__YOUR GOAL__
Quote the whole listing word for word, please.

== GIVEN DATA ==

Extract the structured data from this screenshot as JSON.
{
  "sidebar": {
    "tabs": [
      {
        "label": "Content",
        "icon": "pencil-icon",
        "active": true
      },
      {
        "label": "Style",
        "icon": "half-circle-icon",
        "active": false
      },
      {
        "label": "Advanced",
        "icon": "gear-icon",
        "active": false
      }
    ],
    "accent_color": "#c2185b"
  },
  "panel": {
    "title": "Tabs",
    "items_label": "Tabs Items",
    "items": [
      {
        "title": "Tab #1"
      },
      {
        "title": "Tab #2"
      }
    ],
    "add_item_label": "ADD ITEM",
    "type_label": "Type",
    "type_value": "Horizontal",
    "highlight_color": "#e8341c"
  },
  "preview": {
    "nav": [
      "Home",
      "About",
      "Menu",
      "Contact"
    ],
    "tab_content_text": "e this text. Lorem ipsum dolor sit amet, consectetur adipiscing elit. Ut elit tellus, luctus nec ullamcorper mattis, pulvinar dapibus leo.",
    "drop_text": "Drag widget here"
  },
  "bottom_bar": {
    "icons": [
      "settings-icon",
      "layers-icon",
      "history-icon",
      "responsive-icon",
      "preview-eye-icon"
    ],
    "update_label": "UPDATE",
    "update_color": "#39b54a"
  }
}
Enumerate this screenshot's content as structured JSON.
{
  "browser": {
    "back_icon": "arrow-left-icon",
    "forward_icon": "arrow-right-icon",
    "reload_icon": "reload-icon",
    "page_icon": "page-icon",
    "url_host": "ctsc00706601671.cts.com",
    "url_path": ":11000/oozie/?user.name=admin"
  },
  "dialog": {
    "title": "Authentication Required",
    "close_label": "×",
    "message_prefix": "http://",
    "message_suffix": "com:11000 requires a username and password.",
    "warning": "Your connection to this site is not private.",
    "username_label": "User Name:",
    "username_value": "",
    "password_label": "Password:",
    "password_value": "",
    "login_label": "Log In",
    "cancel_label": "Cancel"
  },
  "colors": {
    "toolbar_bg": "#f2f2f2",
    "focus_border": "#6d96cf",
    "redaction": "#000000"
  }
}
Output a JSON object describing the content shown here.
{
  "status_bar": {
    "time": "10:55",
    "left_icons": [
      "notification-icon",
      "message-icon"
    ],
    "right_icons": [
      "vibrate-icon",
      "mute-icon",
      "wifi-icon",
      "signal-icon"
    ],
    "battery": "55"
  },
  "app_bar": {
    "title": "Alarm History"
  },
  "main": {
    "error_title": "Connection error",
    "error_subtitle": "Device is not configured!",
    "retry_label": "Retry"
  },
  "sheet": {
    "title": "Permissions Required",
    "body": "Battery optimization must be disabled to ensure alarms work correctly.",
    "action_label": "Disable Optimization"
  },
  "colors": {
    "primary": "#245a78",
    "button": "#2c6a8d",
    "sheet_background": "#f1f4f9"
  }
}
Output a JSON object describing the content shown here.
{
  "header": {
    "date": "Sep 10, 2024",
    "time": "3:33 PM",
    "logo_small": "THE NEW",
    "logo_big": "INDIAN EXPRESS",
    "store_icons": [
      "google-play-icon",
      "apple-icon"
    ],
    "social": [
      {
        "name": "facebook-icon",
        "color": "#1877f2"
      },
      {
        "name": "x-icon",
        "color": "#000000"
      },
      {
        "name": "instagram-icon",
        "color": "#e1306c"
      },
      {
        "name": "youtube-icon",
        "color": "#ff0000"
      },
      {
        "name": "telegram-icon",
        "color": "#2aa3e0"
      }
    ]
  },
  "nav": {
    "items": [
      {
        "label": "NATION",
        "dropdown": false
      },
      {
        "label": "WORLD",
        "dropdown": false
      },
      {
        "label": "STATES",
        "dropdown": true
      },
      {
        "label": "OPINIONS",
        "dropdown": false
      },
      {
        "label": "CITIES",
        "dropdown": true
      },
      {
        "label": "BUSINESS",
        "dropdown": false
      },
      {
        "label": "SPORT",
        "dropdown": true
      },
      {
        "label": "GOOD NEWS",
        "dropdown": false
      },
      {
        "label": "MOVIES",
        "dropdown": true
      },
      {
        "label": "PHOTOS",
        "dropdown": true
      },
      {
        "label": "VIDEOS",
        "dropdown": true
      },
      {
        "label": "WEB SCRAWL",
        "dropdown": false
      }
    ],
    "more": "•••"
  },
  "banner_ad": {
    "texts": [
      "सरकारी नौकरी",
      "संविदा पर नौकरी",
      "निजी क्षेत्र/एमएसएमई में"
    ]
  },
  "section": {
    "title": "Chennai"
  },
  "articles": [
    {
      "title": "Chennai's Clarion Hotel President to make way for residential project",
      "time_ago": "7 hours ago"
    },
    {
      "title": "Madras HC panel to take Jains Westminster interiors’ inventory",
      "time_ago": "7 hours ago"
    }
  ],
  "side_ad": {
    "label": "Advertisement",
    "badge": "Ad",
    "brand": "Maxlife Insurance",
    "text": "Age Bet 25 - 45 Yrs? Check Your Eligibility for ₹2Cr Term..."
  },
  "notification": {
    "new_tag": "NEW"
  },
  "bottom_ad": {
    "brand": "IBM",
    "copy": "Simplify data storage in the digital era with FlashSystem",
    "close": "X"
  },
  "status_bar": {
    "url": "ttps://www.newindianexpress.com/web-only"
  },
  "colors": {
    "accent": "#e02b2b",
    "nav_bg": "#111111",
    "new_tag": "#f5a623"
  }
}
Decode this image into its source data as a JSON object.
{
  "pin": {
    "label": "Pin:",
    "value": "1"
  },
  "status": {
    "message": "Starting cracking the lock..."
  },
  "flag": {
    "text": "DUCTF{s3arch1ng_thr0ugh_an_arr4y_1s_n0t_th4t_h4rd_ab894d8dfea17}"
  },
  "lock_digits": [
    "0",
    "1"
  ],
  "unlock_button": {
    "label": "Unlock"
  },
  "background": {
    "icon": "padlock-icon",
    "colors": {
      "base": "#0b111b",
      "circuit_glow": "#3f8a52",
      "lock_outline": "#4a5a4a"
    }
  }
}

===

__RESPONSE TO THE TASK__
Extract the structured data from this screenshot as JSON.
{
  "sidebar": {
    "tabs": [
      {
        "label": "Content",
        "icon": "pencil-icon",
        "active": true
      },
      {
        "label": "Style",
        "icon": "half-circle-icon",
        "active": false
      },
      {
        "label": "Advanced",
        "icon": "gear-icon",
        "active": false
      }
    ],
    "accent_color": "#c2185b"
  },
  "panel": {
    "title": "Tabs",
    "items_label": "Tabs Items",
    "items": [
      {
        "title": "Tab #1"
      },
      {
        "title": "Tab #2"
      }
    ],
    "add_item_label": "ADD ITEM",
    "type_label": "Type",
    "type_value": "Horizontal",
    "highlight_color": "#e8341c"
  },
  "preview": {
    "nav": [
      "Home",
      "About",
      "Menu",
      "Contact"
    ],
    "tab_content_text": "e this text. Lorem ipsum dolor sit amet, consectetur adipiscing elit. Ut elit tellus, luctus nec ullamcorper mattis, pulvinar dapibus leo.",
    "drop_text": "Drag widget here"
  },
  "bottom_bar": {
    "icons": [
      "settings-icon",
      "layers-icon",
      "history-icon",
      "responsive-icon",
      "preview-eye-icon"
    ],
    "update_label": "UPDATE",
    "update_color": "#39b54a"
  }
}
Enumerate this screenshot's content as structured JSON.
{
  "browser": {
    "back_icon": "arrow-left-icon",
    "forward_icon": "arrow-right-icon",
    "reload_icon": "reload-icon",
    "page_icon": "page-icon",
    "url_host": "ctsc00706601671.cts.com",
    "url_path": ":11000/oozie/?user.name=admin"
  },
  "dialog": {
    "title": "Authentication Required",
    "close_label": "×",
    "message_prefix": "http://",
    "message_suffix": "com:11000 requires a username and password.",
    "warning": "Your connection to this site is not private.",
    "username_label": "User Name:",
    "username_value": "",
    "password_label": "Password:",
    "password_value": "",
    "login_label": "Log In",
    "cancel_label": "Cancel"
  },
  "colors": {
    "toolbar_bg": "#f2f2f2",
    "focus_border": "#6d96cf",
    "redaction": "#000000"
  }
}
Output a JSON object describing the content shown here.
{
  "status_bar": {
    "time": "10:55",
    "left_icons": [
      "notification-icon",
      "message-icon"
    ],
    "right_icons": [
      "vibrate-icon",
      "mute-icon",
      "wifi-icon",
      "signal-icon"
    ],
    "battery": "55"
  },
  "app_bar": {
    "title": "Alarm History"
  },
  "main": {
    "error_title": "Connection error",
    "error_subtitle": "Device is not configured!",
    "retry_label": "Retry"
  },
  "sheet": {
    "title": "Permissions Required",
    "body": "Battery optimization must be disabled to ensure alarms work correctly.",
    "action_label": "Disable Optimization"
  },
  "colors": {
    "primary": "#245a78",
    "button": "#2c6a8d",
    "sheet_background": "#f1f4f9"
  }
}
Output a JSON object describing the content shown here.
{
  "header": {
    "date": "Sep 10, 2024",
    "time": "3:33 PM",
    "logo_small": "THE NEW",
    "logo_big": "INDIAN EXPRESS",
    "store_icons": [
      "google-play-icon",
      "apple-icon"
    ],
    "social": [
      {
        "name": "facebook-icon",
        "color": "#1877f2"
      },
      {
        "name": "x-icon",
        "color": "#000000"
      },
      {
        "name": "instagram-icon",
        "color": "#e1306c"
      },
      {
        "name": "youtube-icon",
        "color": "#ff0000"
      },
      {
        "name": "telegram-icon",
        "color": "#2aa3e0"
      }
    ]
  },
  "nav": {
    "items": [
      {
        "label": "NATION",
        "dropdown": false
      },
      {
        "label": "WORLD",
        "dropdown": false
      },
      {
        "label": "STATES",
        "dropdown": true
      },
      {
        "label": "OPINIONS",
        "dropdown": false
      },
      {
        "label": "CITIES",
        "dropdown": true
      },
      {
        "label": "BUSINESS",
        "dropdown": false
      },
      {
        "label": "SPORT",
        "dropdown": true
      },
      {
        "label": "GOOD NEWS",
        "dropdown": false
      },
      {
        "label": "MOVIES",
        "dropdown": true
      },
      {
        "label": "PHOTOS",
        "dropdown": true
      },
      {
        "label": "VIDEOS",
        "dropdown": true
      },
      {
        "label": "WEB SCRAWL",
        "dropdown": false
      }
    ],
    "more": "•••"
  },
  "banner_ad": {
    "texts": [
      "सरकारी नौकरी",
      "संविदा पर नौकरी",
      "निजी क्षेत्र/एमएसएमई में"
    ]
  },
  "section": {
    "title": "Chennai"
  },
  "articles": [
    {
      "title": "Chennai's Clarion Hotel President to make way for residential project",
      "time_ago": "7 hours ago"
    },
    {
      "title": "Madras HC panel to take Jains Westminster interiors’ inventory",
      "time_ago": "7 hours ago"
    }
  ],
  "side_ad": {
    "label": "Advertisement",
    "badge": "Ad",
    "brand": "Maxlife Insurance",
    "text": "Age Bet 25 - 45 Yrs? Check Your Eligibility for ₹2Cr Term..."
  },
  "notification": {
    "new_tag": "NEW"
  },
  "bottom_ad": {
    "brand": "IBM",
    "copy": "Simplify data storage in the digital era with FlashSystem",
    "close": "X"
  },
  "status_bar": {
    "url": "ttps://www.newindianexpress.com/web-only"
  },
  "colors": {
    "accent": "#e02b2b",
    "nav_bg": "#111111",
    "new_tag": "#f5a623"
  }
}
Decode this image into its source data as a JSON object.
{
  "pin": {
    "label": "Pin:",
    "value": "1"
  },
  "status": {
    "message": "Starting cracking the lock..."
  },
  "flag": {
    "text": "DUCTF{s3arch1ng_thr0ugh_an_arr4y_1s_n0t_th4t_h4rd_ab894d8dfea17}"
  },
  "lock_digits": [
    "0",
    "1"
  ],
  "unlock_button": {
    "label": "Unlock"
  },
  "background": {
    "icon": "padlock-icon",
    "colors": {
      "base": "#0b111b",
      "circuit_glow": "#3f8a52",
      "lock_outline": "#4a5a4a"
    }
  }
}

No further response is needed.